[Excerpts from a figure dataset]
....

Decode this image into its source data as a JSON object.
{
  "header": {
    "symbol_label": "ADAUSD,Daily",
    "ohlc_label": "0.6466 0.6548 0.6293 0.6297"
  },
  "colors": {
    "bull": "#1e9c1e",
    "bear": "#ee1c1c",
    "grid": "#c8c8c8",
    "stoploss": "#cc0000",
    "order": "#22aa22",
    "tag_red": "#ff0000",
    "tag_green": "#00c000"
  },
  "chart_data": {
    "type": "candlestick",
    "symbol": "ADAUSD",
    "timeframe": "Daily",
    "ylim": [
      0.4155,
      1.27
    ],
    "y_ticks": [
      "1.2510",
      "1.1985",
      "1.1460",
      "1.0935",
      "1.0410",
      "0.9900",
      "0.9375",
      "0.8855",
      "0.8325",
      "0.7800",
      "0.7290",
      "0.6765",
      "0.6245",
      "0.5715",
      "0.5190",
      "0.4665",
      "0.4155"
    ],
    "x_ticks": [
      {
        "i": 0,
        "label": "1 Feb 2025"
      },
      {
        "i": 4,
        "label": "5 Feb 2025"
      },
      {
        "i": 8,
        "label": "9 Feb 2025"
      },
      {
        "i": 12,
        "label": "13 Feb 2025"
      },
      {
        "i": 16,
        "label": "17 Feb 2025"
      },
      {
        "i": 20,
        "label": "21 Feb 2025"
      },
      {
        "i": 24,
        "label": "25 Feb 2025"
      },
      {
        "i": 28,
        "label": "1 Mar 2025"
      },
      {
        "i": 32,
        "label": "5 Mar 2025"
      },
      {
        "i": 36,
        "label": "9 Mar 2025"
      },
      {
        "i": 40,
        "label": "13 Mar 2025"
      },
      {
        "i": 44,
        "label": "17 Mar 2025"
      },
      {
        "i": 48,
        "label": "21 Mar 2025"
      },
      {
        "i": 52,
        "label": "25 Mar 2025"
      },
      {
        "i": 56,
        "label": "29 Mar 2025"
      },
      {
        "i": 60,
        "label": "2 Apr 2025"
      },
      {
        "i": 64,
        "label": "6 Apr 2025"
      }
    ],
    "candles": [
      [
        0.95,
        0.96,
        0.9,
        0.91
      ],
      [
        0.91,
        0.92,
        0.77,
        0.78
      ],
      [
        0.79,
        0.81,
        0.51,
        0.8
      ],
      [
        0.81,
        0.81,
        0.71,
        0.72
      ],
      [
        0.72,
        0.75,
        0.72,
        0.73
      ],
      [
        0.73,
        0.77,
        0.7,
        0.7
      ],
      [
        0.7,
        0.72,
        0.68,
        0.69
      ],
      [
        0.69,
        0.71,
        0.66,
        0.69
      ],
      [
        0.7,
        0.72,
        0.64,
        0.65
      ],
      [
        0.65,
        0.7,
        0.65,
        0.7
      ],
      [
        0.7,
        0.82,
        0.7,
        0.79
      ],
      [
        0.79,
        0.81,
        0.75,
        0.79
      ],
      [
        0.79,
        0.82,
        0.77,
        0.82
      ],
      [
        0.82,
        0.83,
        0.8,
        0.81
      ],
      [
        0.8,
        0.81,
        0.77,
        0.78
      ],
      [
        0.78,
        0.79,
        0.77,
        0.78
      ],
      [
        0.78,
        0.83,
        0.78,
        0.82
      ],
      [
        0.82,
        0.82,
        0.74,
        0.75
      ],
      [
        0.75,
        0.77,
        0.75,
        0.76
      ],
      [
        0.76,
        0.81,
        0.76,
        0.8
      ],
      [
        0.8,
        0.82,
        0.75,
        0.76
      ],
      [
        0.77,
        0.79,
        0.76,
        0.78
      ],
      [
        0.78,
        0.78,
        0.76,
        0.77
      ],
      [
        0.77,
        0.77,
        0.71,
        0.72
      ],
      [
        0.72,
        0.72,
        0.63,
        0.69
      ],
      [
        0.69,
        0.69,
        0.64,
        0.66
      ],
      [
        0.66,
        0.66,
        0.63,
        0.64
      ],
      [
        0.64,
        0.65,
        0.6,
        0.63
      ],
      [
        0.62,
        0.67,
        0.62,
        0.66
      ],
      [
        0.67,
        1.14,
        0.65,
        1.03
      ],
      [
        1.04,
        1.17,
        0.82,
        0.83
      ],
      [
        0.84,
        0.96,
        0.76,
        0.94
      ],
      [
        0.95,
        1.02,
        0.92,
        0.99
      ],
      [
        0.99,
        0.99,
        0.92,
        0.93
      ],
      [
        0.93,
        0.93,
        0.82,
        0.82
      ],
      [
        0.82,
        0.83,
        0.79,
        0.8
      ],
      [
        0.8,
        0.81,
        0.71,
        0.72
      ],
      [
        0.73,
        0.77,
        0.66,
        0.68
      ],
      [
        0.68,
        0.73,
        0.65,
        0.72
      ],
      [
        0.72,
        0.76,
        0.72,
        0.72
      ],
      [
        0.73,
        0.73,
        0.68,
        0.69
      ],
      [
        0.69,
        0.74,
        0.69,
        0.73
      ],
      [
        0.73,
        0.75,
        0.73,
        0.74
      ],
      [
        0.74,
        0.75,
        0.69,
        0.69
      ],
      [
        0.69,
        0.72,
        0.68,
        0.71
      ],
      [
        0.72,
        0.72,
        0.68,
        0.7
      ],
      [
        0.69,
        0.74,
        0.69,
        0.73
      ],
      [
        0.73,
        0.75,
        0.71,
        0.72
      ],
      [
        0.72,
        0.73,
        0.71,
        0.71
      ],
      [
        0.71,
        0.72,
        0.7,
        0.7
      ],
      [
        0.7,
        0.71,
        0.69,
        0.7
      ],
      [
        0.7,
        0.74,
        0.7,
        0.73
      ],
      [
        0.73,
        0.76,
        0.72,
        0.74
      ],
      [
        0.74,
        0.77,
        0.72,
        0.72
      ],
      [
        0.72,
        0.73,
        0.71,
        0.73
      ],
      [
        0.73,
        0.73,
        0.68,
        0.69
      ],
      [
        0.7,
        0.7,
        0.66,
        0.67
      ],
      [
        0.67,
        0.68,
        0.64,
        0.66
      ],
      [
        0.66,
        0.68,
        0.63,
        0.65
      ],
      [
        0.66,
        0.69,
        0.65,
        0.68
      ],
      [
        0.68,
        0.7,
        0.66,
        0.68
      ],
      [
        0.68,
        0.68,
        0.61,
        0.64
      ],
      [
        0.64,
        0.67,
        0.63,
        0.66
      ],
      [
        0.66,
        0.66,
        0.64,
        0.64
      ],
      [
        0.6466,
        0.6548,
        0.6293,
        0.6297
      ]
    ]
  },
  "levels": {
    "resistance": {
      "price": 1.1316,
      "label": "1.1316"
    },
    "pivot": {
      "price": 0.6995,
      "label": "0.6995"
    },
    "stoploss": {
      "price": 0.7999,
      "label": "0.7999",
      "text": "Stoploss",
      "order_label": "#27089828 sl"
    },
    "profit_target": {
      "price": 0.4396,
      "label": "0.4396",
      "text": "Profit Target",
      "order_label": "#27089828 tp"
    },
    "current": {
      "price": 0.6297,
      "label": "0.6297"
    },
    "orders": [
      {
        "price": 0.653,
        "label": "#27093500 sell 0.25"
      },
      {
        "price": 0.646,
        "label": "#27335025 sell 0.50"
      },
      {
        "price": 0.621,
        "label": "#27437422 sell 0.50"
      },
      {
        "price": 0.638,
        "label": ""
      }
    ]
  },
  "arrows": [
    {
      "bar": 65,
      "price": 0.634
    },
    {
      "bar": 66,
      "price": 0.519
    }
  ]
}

....

Given request:
Make an exact copy of every line in the data.

Task response:
Decode this image into its source data as a JSON object.
{
  "header": {
    "symbol_label": "ADAUSD,Daily",
    "ohlc_label": "0.6466 0.6548 0.6293 0.6297"
  },
  "colors": {
    "bull": "#1e9c1e",
    "bear": "#ee1c1c",
    "grid": "#c8c8c8",
    "stoploss": "#cc0000",
    "order": "#22aa22",
    "tag_red": "#ff0000",
    "tag_green": "#00c000"
  },
  "chart_data": {
    "type": "candlestick",
    "symbol": "ADAUSD",
    "timeframe": "Daily",
    "ylim": [
      0.4155,
      1.27
    ],
    "y_ticks": [
      "1.2510",
      "1.1985",
      "1.1460",
      "1.0935",
      "1.0410",
      "0.9900",
      "0.9375",
      "0.8855",
      "0.8325",
      "0.7800",
      "0.7290",
      "0.6765",
      "0.6245",
      "0.5715",
      "0.5190",
      "0.4665",
      "0.4155"
    ],
    "x_ticks": [
      {
        "i": 0,
        "label": "1 Feb 2025"
      },
      {
        "i": 4,
        "label": "5 Feb 2025"
      },
      {
        "i": 8,
        "label": "9 Feb 2025"
      },
      {
        "i": 12,
        "label": "13 Feb 2025"
      },
      {
        "i": 16,
        "label": "17 Feb 2025"
      },
      {
        "i": 20,
        "label": "21 Feb 2025"
      },
      {
        "i": 24,
        "label": "25 Feb 2025"
      },
      {
        "i": 28,
        "label": "1 Mar 2025"
      },
      {
        "i": 32,
        "label": "5 Mar 2025"
      },
      {
        "i": 36,
        "label": "9 Mar 2025"
      },
      {
        "i": 40,
        "label": "13 Mar 2025"
      },
      {
        "i": 44,
        "label": "17 Mar 2025"
      },
      {
        "i": 48,
        "label": "21 Mar 2025"
      },
      {
        "i": 52,
        "label": "25 Mar 2025"
      },
      {
        "i": 56,
        "label": "29 Mar 2025"
      },
      {
        "i": 60,
        "label": "2 Apr 2025"
      },
      {
        "i": 64,
        "label": "6 Apr 2025"
      }
    ],
    "candles": [
      [
        0.95,
        0.96,
        0.9,
        0.91
      ],
      [
        0.91,
        0.92,
        0.77,
        0.78
      ],
      [
        0.79,
        0.81,
        0.51,
        0.8
      ],
      [
        0.81,
        0.81,
        0.71,
        0.72
      ],
      [
        0.72,
        0.75,
        0.72,
        0.73
      ],
      [
        0.73,
        0.77,
        0.7,
        0.7
      ],
      [
        0.7,
        0.72,
        0.68,
        0.69
      ],
      [
        0.69,
        0.71,
        0.66,
        0.69
      ],
      [
        0.7,
        0.72,
        0.64,
        0.65
      ],
      [
        0.65,
        0.7,
        0.65,
        0.7
      ],
      [
        0.7,
        0.82,
        0.7,
        0.79
      ],
      [
        0.79,
        0.81,
        0.75,
        0.79
      ],
      [
        0.79,
        0.82,
        0.77,
        0.82
      ],
      [
        0.82,
        0.83,
        0.8,
        0.81
      ],
      [
        0.8,
        0.81,
        0.77,
        0.78
      ],
      [
        0.78,
        0.79,
        0.77,
        0.78
      ],
      [
        0.78,
        0.83,
        0.78,
        0.82
      ],
      [
        0.82,
        0.82,
        0.74,
        0.75
      ],
      [
        0.75,
        0.77,
        0.75,
        0.76
      ],
      [
        0.76,
        0.81,
        0.76,
        0.8
      ],
      [
        0.8,
        0.82,
        0.75,
        0.76
      ],
      [
        0.77,
        0.79,
        0.76,
        0.78
      ],
      [
        0.78,
        0.78,
        0.76,
        0.77
      ],
      [
        0.77,
        0.77,
        0.71,
        0.72
      ],
      [
        0.72,
        0.72,
        0.63,
        0.69
      ],
      [
        0.69,
        0.69,
        0.64,
        0.66
      ],
      [
        0.66,
        0.66,
        0.63,
        0.64
      ],
      [
        0.64,
        0.65,
        0.6,
        0.63
      ],
      [
        0.62,
        0.67,
        0.62,
        0.66
      ],
      [
        0.67,
        1.14,
        0.65,
        1.03
      ],
      [
        1.04,
        1.17,
        0.82,
        0.83
      ],
      [
        0.84,
        0.96,
        0.76,
        0.94
      ],
      [
        0.95,
        1.02,
        0.92,
        0.99
      ],
      [
        0.99,
        0.99,
        0.92,
        0.93
      ],
      [
        0.93,
        0.93,
        0.82,
        0.82
      ],
      [
        0.82,
        0.83,
        0.79,
        0.8
      ],
      [
        0.8,
        0.81,
        0.71,
        0.72
      ],
      [
        0.73,
        0.77,
        0.66,
        0.68
      ],
      [
        0.68,
        0.73,
        0.65,
        0.72
      ],
      [
        0.72,
        0.76,
        0.72,
        0.72
      ],
      [
        0.73,
        0.73,
        0.68,
        0.69
      ],
      [
        0.69,
        0.74,
        0.69,
        0.73
      ],
      [
        0.73,
        0.75,
        0.73,
        0.74
      ],
      [
        0.74,
        0.75,
        0.69,
        0.69
      ],
      [
        0.69,
        0.72,
        0.68,
        0.71
      ],
      [
        0.72,
        0.72,
        0.68,
        0.7
      ],
      [
        0.69,
        0.74,
        0.69,
        0.73
      ],
      [
        0.73,
        0.75,
        0.71,
        0.72
      ],
      [
        0.72,
        0.73,
        0.71,
        0.71
      ],
      [
        0.71,
        0.72,
        0.7,
        0.7
      ],
      [
        0.7,
        0.71,
        0.69,
        0.7
      ],
      [
        0.7,
        0.74,
        0.7,
        0.73
      ],
      [
        0.73,
        0.76,
        0.72,
        0.74
      ],
      [
        0.74,
        0.77,
        0.72,
        0.72
      ],
      [
        0.72,
        0.73,
        0.71,
        0.73
      ],
      [
        0.73,
        0.73,
        0.68,
        0.69
      ],
      [
        0.7,
        0.7,
        0.66,
        0.67
      ],
      [
        0.67,
        0.68,
        0.64,
        0.66
      ],
      [
        0.66,
        0.68,
        0.63,
        0.65
      ],
      [
        0.66,
        0.69,
        0.65,
        0.68
      ],
      [
        0.68,
        0.7,
        0.66,
        0.68
      ],
      [
        0.68,
        0.68,
        0.61,
        0.64
      ],
      [
        0.64,
        0.67,
        0.63,
        0.66
      ],
      [
        0.66,
        0.66,
        0.64,
        0.64
      ],
      [
        0.6466,
        0.6548,
        0.6293,
        0.6297
      ]
    ]
  },
  "levels": {
    "resistance": {
      "price": 1.1316,
      "label": "1.1316"
    },
    "pivot": {
      "price": 0.6995,
      "label": "0.6995"
    },
    "stoploss": {
      "price": 0.7999,
      "label": "0.7999",
      "text": "Stoploss",
      "order_label": "#27089828 sl"
    },
    "profit_target": {
      "price": 0.4396,
      "label": "0.4396",
      "text": "Profit Target",
      "order_label": "#27089828 tp"
    },
    "current": {
      "price": 0.6297,
      "label": "0.6297"
    },
    "orders": [
      {
        "price": 0.653,
        "label": "#27093500 sell 0.25"
      },
      {
        "price": 0.646,
        "label": "#27335025 sell 0.50"
      },
      {
        "price": 0.621,
        "label": "#27437422 sell 0.50"
      },
      {
        "price": 0.638,
        "label": ""
      }
    ]
  },
  "arrows": [
    {
      "bar": 65,
      "price": 0.634
    },
    {
      "bar": 66,
      "price": 0.519
    }
  ]
}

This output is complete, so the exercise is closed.